**EXCERPTED RECORDS**
--- Begin ---

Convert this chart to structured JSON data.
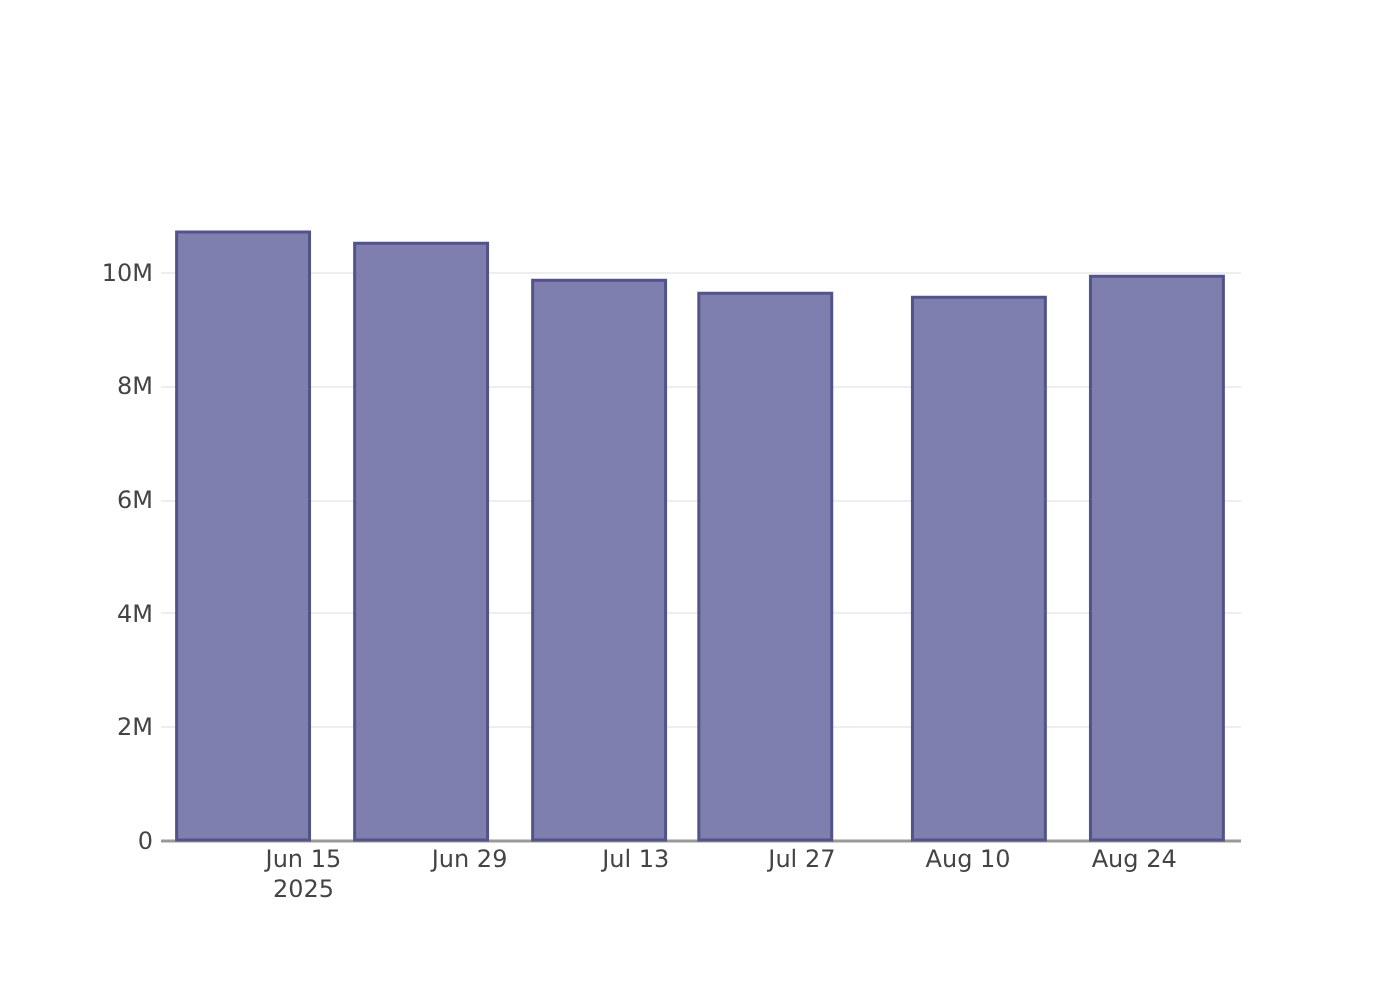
{
  "chart_data": {
    "type": "bar",
    "x": [
      "2025-06-10",
      "2025-06-25",
      "2025-07-10",
      "2025-07-24",
      "2025-08-11",
      "2025-08-26"
    ],
    "values": [
      10700000,
      10500000,
      9850000,
      9620000,
      9550000,
      9920000
    ],
    "color": "#7f7faf",
    "xlim": [
      "2025-06-03",
      "2025-09-02"
    ],
    "xticks": [
      {
        "value": "2025-06-15",
        "label": "Jun 15\n2025"
      },
      {
        "value": "2025-06-29",
        "label": "Jun 29"
      },
      {
        "value": "2025-07-13",
        "label": "Jul 13"
      },
      {
        "value": "2025-07-27",
        "label": "Jul 27"
      },
      {
        "value": "2025-08-10",
        "label": "Aug 10"
      },
      {
        "value": "2025-08-24",
        "label": "Aug 24"
      }
    ],
    "ylim": [
      0,
      10700000
    ],
    "yticks": [
      0,
      {
        "value": 2000000,
        "label": "2M"
      },
      {
        "value": 4000000,
        "label": "4M"
      },
      {
        "value": 6000000,
        "label": "6M"
      },
      {
        "value": 8000000,
        "label": "8M"
      },
      {
        "value": 10000000,
        "label": "10M"
      }
    ],
    "grid": "y"
  }
}
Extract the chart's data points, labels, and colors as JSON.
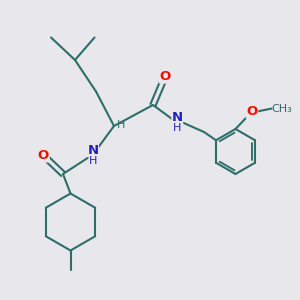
{
  "bg_color": "#e8e8ec",
  "bond_color": "#2d6e6a",
  "O_color": "#ee1100",
  "N_color": "#2222bb",
  "lw": 1.5,
  "fs": 9.5,
  "fsh": 8.0,
  "xlim": [
    0,
    10
  ],
  "ylim": [
    0,
    10
  ]
}
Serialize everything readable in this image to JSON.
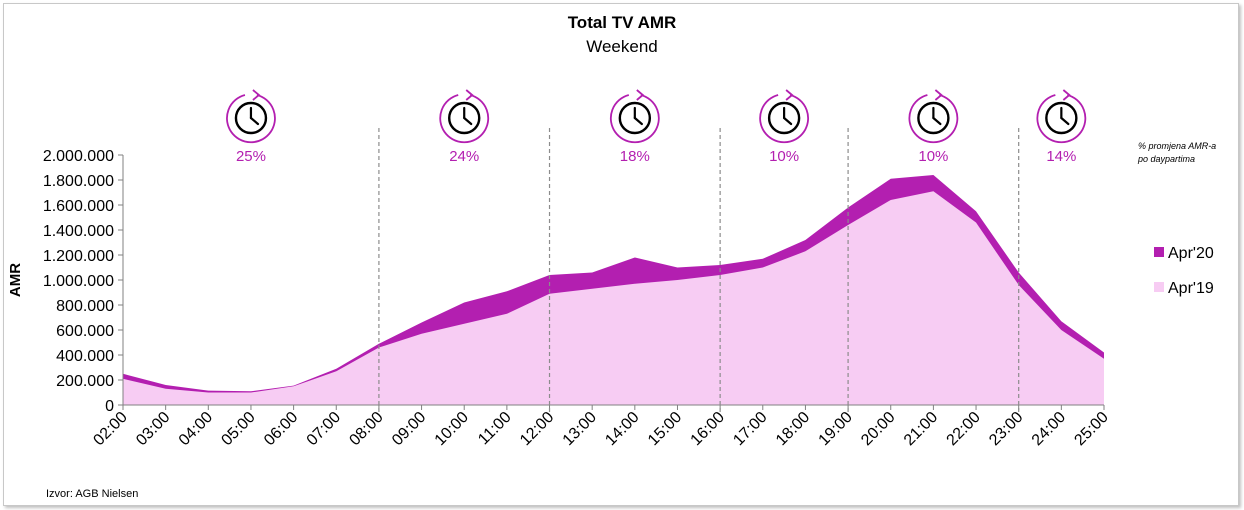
{
  "chart_data": {
    "type": "area",
    "title": "Total TV AMR",
    "subtitle": "Weekend",
    "ylabel": "AMR",
    "ylim": [
      0,
      2000000
    ],
    "yticks": [
      0,
      200000,
      400000,
      600000,
      800000,
      1000000,
      1200000,
      1400000,
      1600000,
      1800000,
      2000000
    ],
    "ytick_labels": [
      "0",
      "200.000",
      "400.000",
      "600.000",
      "800.000",
      "1.000.000",
      "1.200.000",
      "1.400.000",
      "1.600.000",
      "1.800.000",
      "2.000.000"
    ],
    "categories": [
      "02:00",
      "03:00",
      "04:00",
      "05:00",
      "06:00",
      "07:00",
      "08:00",
      "09:00",
      "10:00",
      "11:00",
      "12:00",
      "13:00",
      "14:00",
      "15:00",
      "16:00",
      "17:00",
      "18:00",
      "19:00",
      "20:00",
      "21:00",
      "22:00",
      "23:00",
      "24:00",
      "25:00"
    ],
    "series": [
      {
        "name": "Apr'20",
        "color": "#b31fb0",
        "values": [
          250000,
          160000,
          115000,
          110000,
          155000,
          290000,
          490000,
          660000,
          820000,
          910000,
          1040000,
          1060000,
          1180000,
          1100000,
          1120000,
          1170000,
          1320000,
          1580000,
          1810000,
          1840000,
          1550000,
          1060000,
          670000,
          420000
        ]
      },
      {
        "name": "Apr'19",
        "color": "#f7ccf3",
        "values": [
          210000,
          130000,
          100000,
          100000,
          150000,
          270000,
          460000,
          570000,
          650000,
          730000,
          890000,
          930000,
          970000,
          1000000,
          1040000,
          1100000,
          1230000,
          1440000,
          1640000,
          1710000,
          1460000,
          960000,
          600000,
          370000
        ]
      }
    ],
    "daypart_boundaries": [
      "08:00",
      "12:00",
      "16:00",
      "19:00",
      "23:00"
    ],
    "dayparts": [
      {
        "from": "02:00",
        "to": "08:00",
        "change_label": "25%"
      },
      {
        "from": "08:00",
        "to": "12:00",
        "change_label": "24%"
      },
      {
        "from": "12:00",
        "to": "16:00",
        "change_label": "18%"
      },
      {
        "from": "16:00",
        "to": "19:00",
        "change_label": "10%"
      },
      {
        "from": "19:00",
        "to": "23:00",
        "change_label": "10%"
      },
      {
        "from": "23:00",
        "to": "25:00",
        "change_label": "14%"
      }
    ],
    "daypart_icon": "clock-icon",
    "accent_color": "#b31fb0",
    "legend_position": "right",
    "note": [
      "% promjena AMR-a",
      "po daypartima"
    ],
    "source": "Izvor: AGB Nielsen"
  }
}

--- End ---

**YOUR TASK**
In the entries above, find each line with the word "JSON" and show it.

**SOLUTION FOR THIS TASK**
Convert this chart to structured JSON data.
Extract the chart's data points, labels, and colors as JSON.
Serialize everything readable in this image to JSON.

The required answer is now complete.